▸ EXERCISE BRIEF
Every record below should be printed exactly as given.

▸ DATA ROWS
#####

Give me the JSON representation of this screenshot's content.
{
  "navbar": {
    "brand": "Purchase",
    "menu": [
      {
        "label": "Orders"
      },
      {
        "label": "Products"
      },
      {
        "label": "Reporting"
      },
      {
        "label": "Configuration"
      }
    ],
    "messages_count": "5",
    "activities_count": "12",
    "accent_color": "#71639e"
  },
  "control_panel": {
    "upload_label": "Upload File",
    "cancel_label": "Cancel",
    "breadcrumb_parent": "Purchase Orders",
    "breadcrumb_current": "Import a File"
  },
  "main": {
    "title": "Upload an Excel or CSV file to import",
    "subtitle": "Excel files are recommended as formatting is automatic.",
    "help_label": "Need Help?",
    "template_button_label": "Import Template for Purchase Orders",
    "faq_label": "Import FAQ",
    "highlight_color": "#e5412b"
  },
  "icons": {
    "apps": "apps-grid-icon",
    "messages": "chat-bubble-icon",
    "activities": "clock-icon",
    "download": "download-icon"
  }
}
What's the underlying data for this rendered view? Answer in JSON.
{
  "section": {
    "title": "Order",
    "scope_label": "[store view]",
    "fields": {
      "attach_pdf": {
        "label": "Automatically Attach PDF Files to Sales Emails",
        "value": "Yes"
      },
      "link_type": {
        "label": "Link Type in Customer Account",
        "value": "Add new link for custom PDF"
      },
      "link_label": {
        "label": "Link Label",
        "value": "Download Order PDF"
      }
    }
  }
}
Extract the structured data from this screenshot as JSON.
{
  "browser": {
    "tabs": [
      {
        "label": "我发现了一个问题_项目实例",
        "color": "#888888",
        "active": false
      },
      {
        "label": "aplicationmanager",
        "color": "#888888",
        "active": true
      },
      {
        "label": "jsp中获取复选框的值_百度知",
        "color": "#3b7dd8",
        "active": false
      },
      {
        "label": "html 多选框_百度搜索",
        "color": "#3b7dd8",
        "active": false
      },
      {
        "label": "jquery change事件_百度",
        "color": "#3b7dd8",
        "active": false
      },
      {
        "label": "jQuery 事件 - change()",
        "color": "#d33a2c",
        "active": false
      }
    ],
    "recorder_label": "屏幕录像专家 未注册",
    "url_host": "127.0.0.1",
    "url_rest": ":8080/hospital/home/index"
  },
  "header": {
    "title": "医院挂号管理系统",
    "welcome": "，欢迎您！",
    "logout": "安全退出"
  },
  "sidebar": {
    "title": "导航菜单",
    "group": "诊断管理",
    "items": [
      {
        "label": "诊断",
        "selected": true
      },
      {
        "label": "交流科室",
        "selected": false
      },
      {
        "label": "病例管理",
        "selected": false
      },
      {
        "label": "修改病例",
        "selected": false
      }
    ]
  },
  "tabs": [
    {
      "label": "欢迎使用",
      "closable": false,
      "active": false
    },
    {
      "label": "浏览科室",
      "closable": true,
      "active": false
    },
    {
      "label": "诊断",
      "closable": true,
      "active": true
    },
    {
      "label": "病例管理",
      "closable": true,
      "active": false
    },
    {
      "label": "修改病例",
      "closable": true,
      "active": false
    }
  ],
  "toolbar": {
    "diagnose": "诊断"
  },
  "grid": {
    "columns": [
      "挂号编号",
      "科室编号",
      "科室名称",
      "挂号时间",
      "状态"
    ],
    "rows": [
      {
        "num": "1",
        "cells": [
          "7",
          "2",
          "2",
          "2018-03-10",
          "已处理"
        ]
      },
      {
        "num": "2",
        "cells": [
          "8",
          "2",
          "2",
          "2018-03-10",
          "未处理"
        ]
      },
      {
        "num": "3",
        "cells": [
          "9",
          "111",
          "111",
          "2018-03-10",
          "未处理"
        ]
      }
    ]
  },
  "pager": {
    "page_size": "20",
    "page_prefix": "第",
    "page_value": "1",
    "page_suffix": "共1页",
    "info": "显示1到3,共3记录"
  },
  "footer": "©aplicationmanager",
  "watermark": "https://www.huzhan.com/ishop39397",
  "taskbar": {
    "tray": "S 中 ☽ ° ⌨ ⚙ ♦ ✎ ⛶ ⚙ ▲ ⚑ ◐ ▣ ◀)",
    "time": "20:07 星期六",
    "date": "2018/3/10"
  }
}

#####

▸ REPLY TO THE EXERCISE
Give me the JSON representation of this screenshot's content.
{
  "navbar": {
    "brand": "Purchase",
    "menu": [
      {
        "label": "Orders"
      },
      {
        "label": "Products"
      },
      {
        "label": "Reporting"
      },
      {
        "label": "Configuration"
      }
    ],
    "messages_count": "5",
    "activities_count": "12",
    "accent_color": "#71639e"
  },
  "control_panel": {
    "upload_label": "Upload File",
    "cancel_label": "Cancel",
    "breadcrumb_parent": "Purchase Orders",
    "breadcrumb_current": "Import a File"
  },
  "main": {
    "title": "Upload an Excel or CSV file to import",
    "subtitle": "Excel files are recommended as formatting is automatic.",
    "help_label": "Need Help?",
    "template_button_label": "Import Template for Purchase Orders",
    "faq_label": "Import FAQ",
    "highlight_color": "#e5412b"
  },
  "icons": {
    "apps": "apps-grid-icon",
    "messages": "chat-bubble-icon",
    "activities": "clock-icon",
    "download": "download-icon"
  }
}
What's the underlying data for this rendered view? Answer in JSON.
{
  "section": {
    "title": "Order",
    "scope_label": "[store view]",
    "fields": {
      "attach_pdf": {
        "label": "Automatically Attach PDF Files to Sales Emails",
        "value": "Yes"
      },
      "link_type": {
        "label": "Link Type in Customer Account",
        "value": "Add new link for custom PDF"
      },
      "link_label": {
        "label": "Link Label",
        "value": "Download Order PDF"
      }
    }
  }
}
Extract the structured data from this screenshot as JSON.
{
  "browser": {
    "tabs": [
      {
        "label": "我发现了一个问题_项目实例",
        "color": "#888888",
        "active": false
      },
      {
        "label": "aplicationmanager",
        "color": "#888888",
        "active": true
      },
      {
        "label": "jsp中获取复选框的值_百度知",
        "color": "#3b7dd8",
        "active": false
      },
      {
        "label": "html 多选框_百度搜索",
        "color": "#3b7dd8",
        "active": false
      },
      {
        "label": "jquery change事件_百度",
        "color": "#3b7dd8",
        "active": false
      },
      {
        "label": "jQuery 事件 - change()",
        "color": "#d33a2c",
        "active": false
      }
    ],
    "recorder_label": "屏幕录像专家 未注册",
    "url_host": "127.0.0.1",
    "url_rest": ":8080/hospital/home/index"
  },
  "header": {
    "title": "医院挂号管理系统",
    "welcome": "，欢迎您！",
    "logout": "安全退出"
  },
  "sidebar": {
    "title": "导航菜单",
    "group": "诊断管理",
    "items": [
      {
        "label": "诊断",
        "selected": true
      },
      {
        "label": "交流科室",
        "selected": false
      },
      {
        "label": "病例管理",
        "selected": false
      },
      {
        "label": "修改病例",
        "selected": false
      }
    ]
  },
  "tabs": [
    {
      "label": "欢迎使用",
      "closable": false,
      "active": false
    },
    {
      "label": "浏览科室",
      "closable": true,
      "active": false
    },
    {
      "label": "诊断",
      "closable": true,
      "active": true
    },
    {
      "label": "病例管理",
      "closable": true,
      "active": false
    },
    {
      "label": "修改病例",
      "closable": true,
      "active": false
    }
  ],
  "toolbar": {
    "diagnose": "诊断"
  },
  "grid": {
    "columns": [
      "挂号编号",
      "科室编号",
      "科室名称",
      "挂号时间",
      "状态"
    ],
    "rows": [
      {
        "num": "1",
        "cells": [
          "7",
          "2",
          "2",
          "2018-03-10",
          "已处理"
        ]
      },
      {
        "num": "2",
        "cells": [
          "8",
          "2",
          "2",
          "2018-03-10",
          "未处理"
        ]
      },
      {
        "num": "3",
        "cells": [
          "9",
          "111",
          "111",
          "2018-03-10",
          "未处理"
        ]
      }
    ]
  },
  "pager": {
    "page_size": "20",
    "page_prefix": "第",
    "page_value": "1",
    "page_suffix": "共1页",
    "info": "显示1到3,共3记录"
  },
  "footer": "©aplicationmanager",
  "watermark": "https://www.huzhan.com/ishop39397",
  "taskbar": {
    "tray": "S 中 ☽ ° ⌨ ⚙ ♦ ✎ ⛶ ⚙ ▲ ⚑ ◐ ▣ ◀)",
    "time": "20:07 星期六",
    "date": "2018/3/10"
  }
}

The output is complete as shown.